» **PROBLEM**
Copy verbatim the span of lines beginning at the line that contains "Read this page and output its text content." and ending with the final line of the data. Exclude pictures from the copy.

* begin *

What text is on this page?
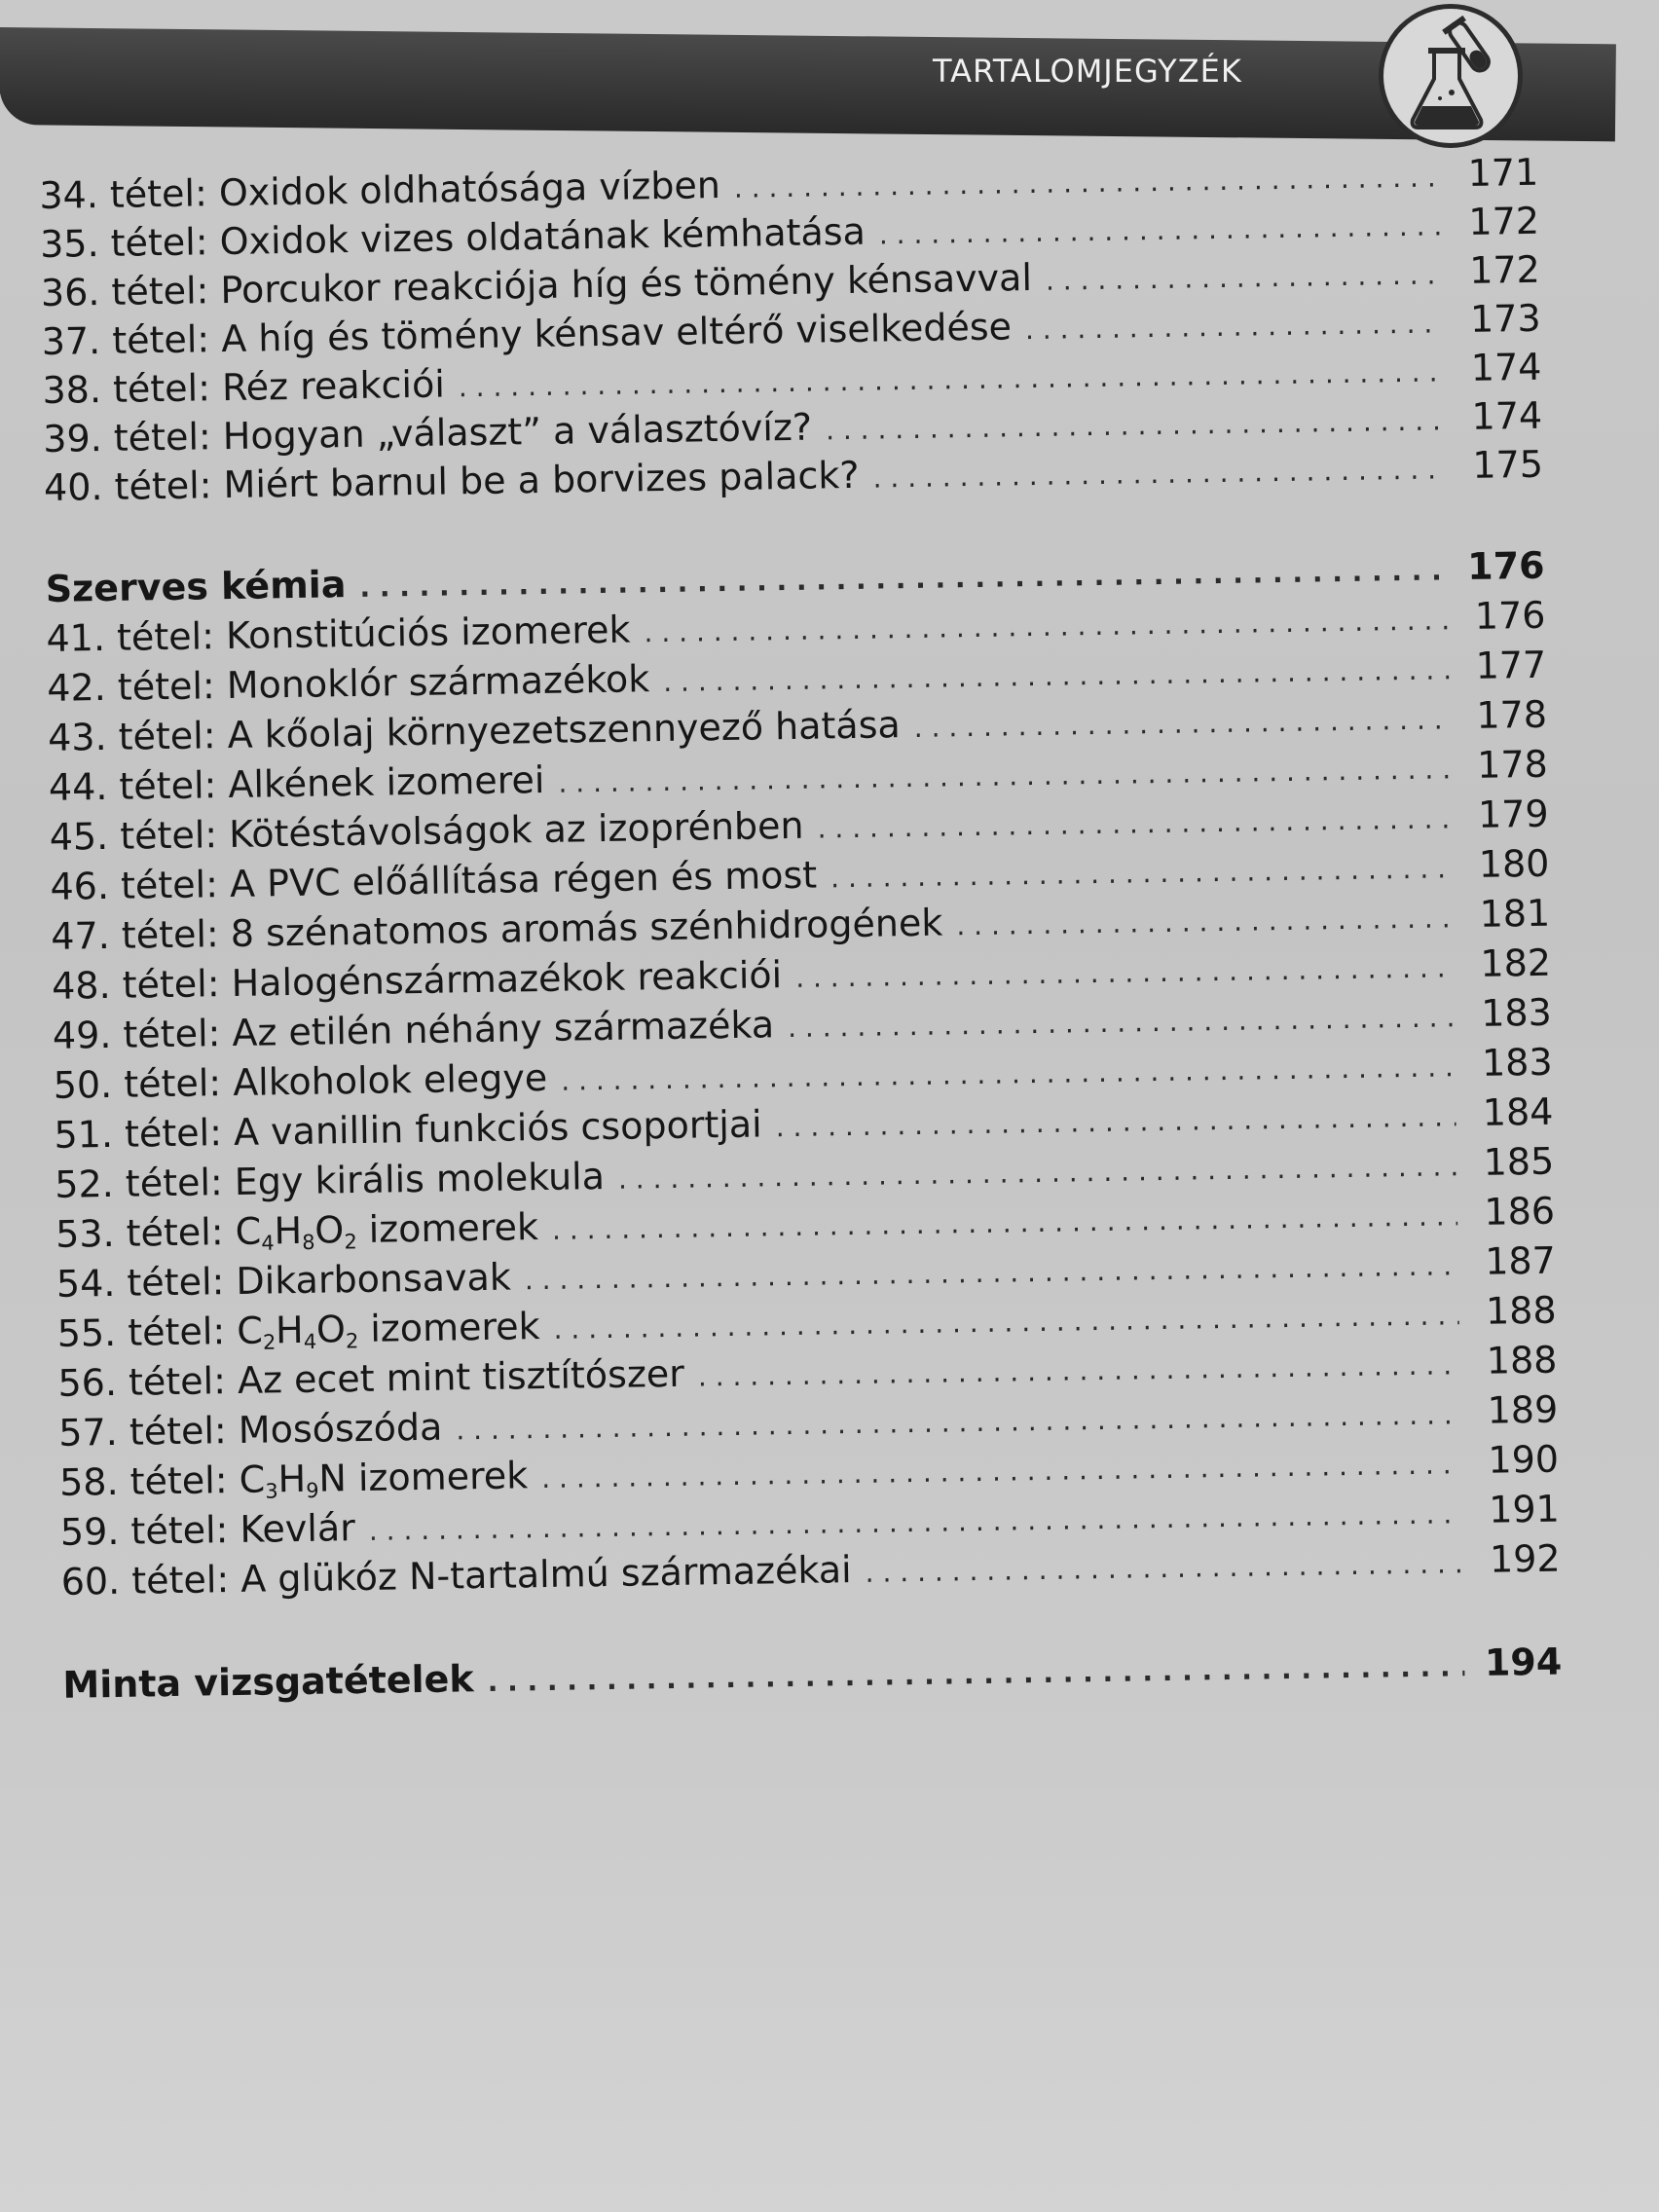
TARTALOMJEGYZÉK
34. tétel: Oxidok oldhatósága vízben . . .	171
35. tétel: Oxidok vizes oldatának kémhatása . . .	172
36. tétel: Porcukor reakciója híg és tömény kénsavval . . .	172
37. tétel: A híg és tömény kénsav eltérő viselkedése . . .	173
38. tétel: Réz reakciói . . .	174
39. tétel: Hogyan „választ” a választóvíz? . . .	174
40. tétel: Miért barnul be a borvizes palack? . . .	175
Szerves kémia . . .	176
41. tétel: Konstitúciós izomerek . . .	176
42. tétel: Monoklór származékok . . .	177
43. tétel: A kőolaj környezetszennyező hatása . . .	178
44. tétel: Alkének izomerei . . .	178
45. tétel: Kötéstávolságok az izoprénben . . .	179
46. tétel: A PVC előállítása régen és most . . .	180
47. tétel: 8 szénatomos aromás szénhidrogének . . .	181
48. tétel: Halogénszármazékok reakciói . . .	182
49. tétel: Az etilén néhány származéka . . .	183
50. tétel: Alkoholok elegye . . .	183
51. tétel: A vanillin funkciós csoportjai . . .	184
52. tétel: Egy királis molekula . . .	185
53. tétel: $C_4H_8O_2$ izomerek . . .	186
54. tétel: Dikarbonsavak . . .	187
55. tétel: $C_2H_4O_2$ izomerek . . .	188
56. tétel: Az ecet mint tisztítószer . . .	188
57. tétel: Mosószóda . . .	189
58. tétel: $C_3H_9N$ izomerek . . .	190
59. tétel: Kevlár . . .	191
60. tétel: A glükóz N-tartalmú származékai . . .	192
Minta vizsgatételek . . .	194
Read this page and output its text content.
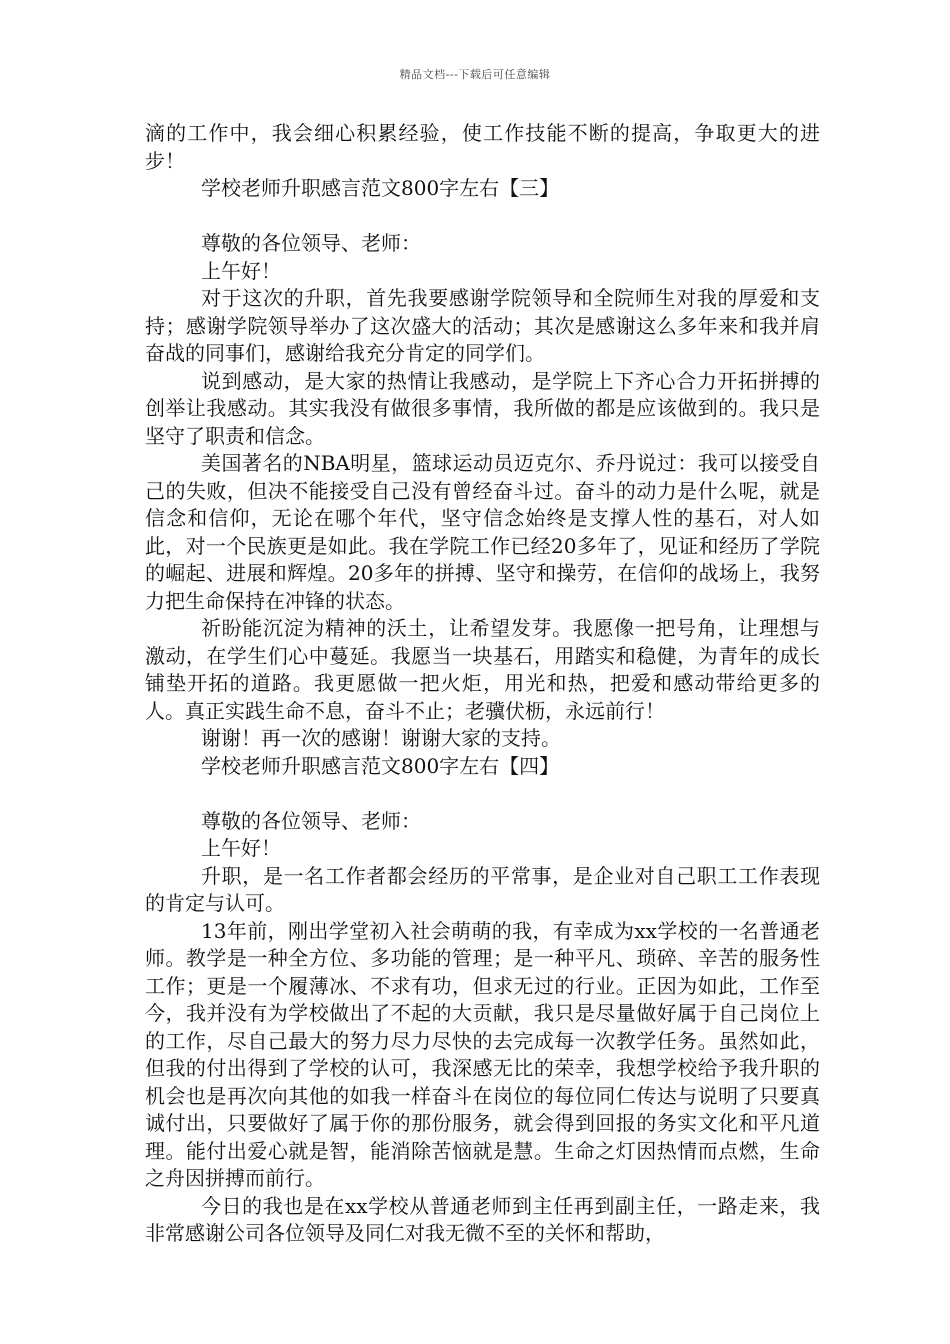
精品文档---下载后可任意编辑

滴的工作中，我会细心积累经验，使工作技能不断的提高，争取更大的进步！

学校老师升职感言范文800字左右【三】

尊敬的各位领导、老师：

上午好！

对于这次的升职，首先我要感谢学院领导和全院师生对我的厚爱和支持；感谢学院领导举办了这次盛大的活动；其次是感谢这么多年来和我并肩奋战的同事们，感谢给我充分肯定的同学们。

说到感动，是大家的热情让我感动，是学院上下齐心合力开拓拼搏的创举让我感动。其实我没有做很多事情，我所做的都是应该做到的。我只是坚守了职责和信念。

美国著名的NBA明星，篮球运动员迈克尔、乔丹说过：我可以接受自己的失败，但决不能接受自己没有曾经奋斗过。奋斗的动力是什么呢，就是信念和信仰，无论在哪个年代，坚守信念始终是支撑人性的基石，对人如此，对一个民族更是如此。我在学院工作已经20多年了，见证和经历了学院的崛起、进展和辉煌。20多年的拼搏、坚守和操劳，在信仰的战场上，我努力把生命保持在冲锋的状态。

祈盼能沉淀为精神的沃土，让希望发芽。我愿像一把号角，让理想与激动，在学生们心中蔓延。我愿当一块基石，用踏实和稳健，为青年的成长铺垫开拓的道路。我更愿做一把火炬，用光和热，把爱和感动带给更多的人。真正实践生命不息，奋斗不止；老骥伏枥，永远前行！

谢谢！再一次的感谢！谢谢大家的支持。

学校老师升职感言范文800字左右【四】

尊敬的各位领导、老师：

上午好！

升职，是一名工作者都会经历的平常事，是企业对自己职工工作表现的肯定与认可。

13年前，刚出学堂初入社会萌萌的我，有幸成为xx学校的一名普通老师。教学是一种全方位、多功能的管理；是一种平凡、琐碎、辛苦的服务性工作；更是一个履薄冰、不求有功，但求无过的行业。正因为如此，工作至今，我并没有为学校做出了不起的大贡献，我只是尽量做好属于自己岗位上的工作，尽自己最大的努力尽力尽快的去完成每一次教学任务。虽然如此，但我的付出得到了学校的认可，我深感无比的荣幸，我想学校给予我升职的机会也是再次向其他的如我一样奋斗在岗位的每位同仁传达与说明了只要真诚付出，只要做好了属于你的那份服务，就会得到回报的务实文化和平凡道理。能付出爱心就是智，能消除苦恼就是慧。生命之灯因热情而点燃，生命之舟因拼搏而前行。

今日的我也是在xx学校从普通老师到主任再到副主任，一路走来，我非常感谢公司各位领导及同仁对我无微不至的关怀和帮助，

* end *

» **FINISHED EXERCISE**
Read this page and output its text content.
精品文档---下载后可任意编辑

滴的工作中，我会细心积累经验，使工作技能不断的提高，争取更大的进步！

学校老师升职感言范文800字左右【三】

尊敬的各位领导、老师：

上午好！

对于这次的升职，首先我要感谢学院领导和全院师生对我的厚爱和支持；感谢学院领导举办了这次盛大的活动；其次是感谢这么多年来和我并肩奋战的同事们，感谢给我充分肯定的同学们。

说到感动，是大家的热情让我感动，是学院上下齐心合力开拓拼搏的创举让我感动。其实我没有做很多事情，我所做的都是应该做到的。我只是坚守了职责和信念。

美国著名的NBA明星，篮球运动员迈克尔、乔丹说过：我可以接受自己的失败，但决不能接受自己没有曾经奋斗过。奋斗的动力是什么呢，就是信念和信仰，无论在哪个年代，坚守信念始终是支撑人性的基石，对人如此，对一个民族更是如此。我在学院工作已经20多年了，见证和经历了学院的崛起、进展和辉煌。20多年的拼搏、坚守和操劳，在信仰的战场上，我努力把生命保持在冲锋的状态。

祈盼能沉淀为精神的沃土，让希望发芽。我愿像一把号角，让理想与激动，在学生们心中蔓延。我愿当一块基石，用踏实和稳健，为青年的成长铺垫开拓的道路。我更愿做一把火炬，用光和热，把爱和感动带给更多的人。真正实践生命不息，奋斗不止；老骥伏枥，永远前行！

谢谢！再一次的感谢！谢谢大家的支持。

学校老师升职感言范文800字左右【四】

尊敬的各位领导、老师：

上午好！

升职，是一名工作者都会经历的平常事，是企业对自己职工工作表现的肯定与认可。

13年前，刚出学堂初入社会萌萌的我，有幸成为xx学校的一名普通老师。教学是一种全方位、多功能的管理；是一种平凡、琐碎、辛苦的服务性工作；更是一个履薄冰、不求有功，但求无过的行业。正因为如此，工作至今，我并没有为学校做出了不起的大贡献，我只是尽量做好属于自己岗位上的工作，尽自己最大的努力尽力尽快的去完成每一次教学任务。虽然如此，但我的付出得到了学校的认可，我深感无比的荣幸，我想学校给予我升职的机会也是再次向其他的如我一样奋斗在岗位的每位同仁传达与说明了只要真诚付出，只要做好了属于你的那份服务，就会得到回报的务实文化和平凡道理。能付出爱心就是智，能消除苦恼就是慧。生命之灯因热情而点燃，生命之舟因拼搏而前行。

今日的我也是在xx学校从普通老师到主任再到副主任，一路走来，我非常感谢公司各位领导及同仁对我无微不至的关怀和帮助，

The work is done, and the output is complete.